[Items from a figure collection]
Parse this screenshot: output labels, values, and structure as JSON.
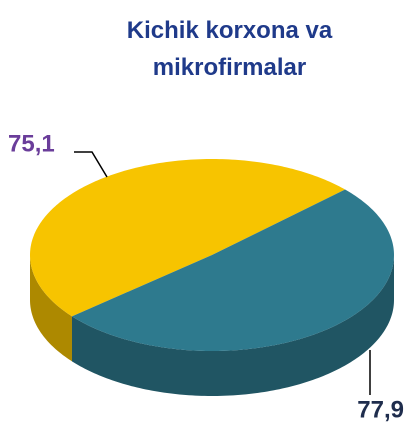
{
  "chart_data": {
    "type": "pie",
    "title": "Kichik korxona va mikrofirmalar",
    "categories": [
      null,
      null
    ],
    "values": [
      75.1,
      77.9
    ],
    "value_labels": [
      "75,1",
      "77,9"
    ],
    "colors": [
      "#f7c400",
      "#2e7a8e"
    ]
  }
}
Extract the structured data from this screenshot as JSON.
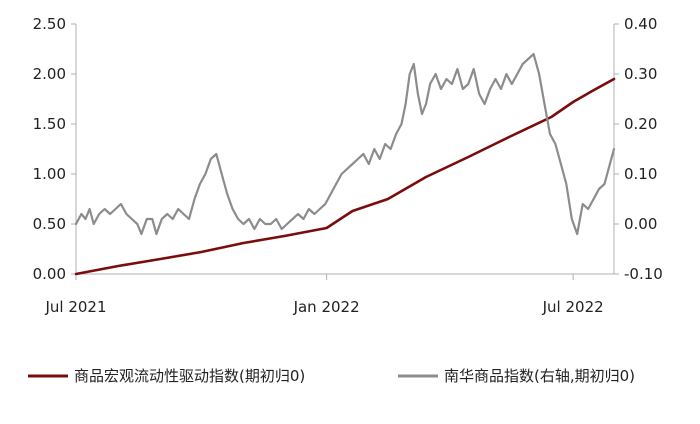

Do this:
Reproduce all entries without any change, and omit the pictures.

Output below:
Parse this screenshot: output labels, values, and structure as JSON.
{
  "chart_data": {
    "type": "pie",
    "title": "Kichik korxona va mikrofirmalar",
    "categories": [
      null,
      null
    ],
    "values": [
      75.1,
      77.9
    ],
    "value_labels": [
      "75,1",
      "77,9"
    ],
    "colors": [
      "#f7c400",
      "#2e7a8e"
    ]
  }
}
Extract the structured data from this screenshot as JSON.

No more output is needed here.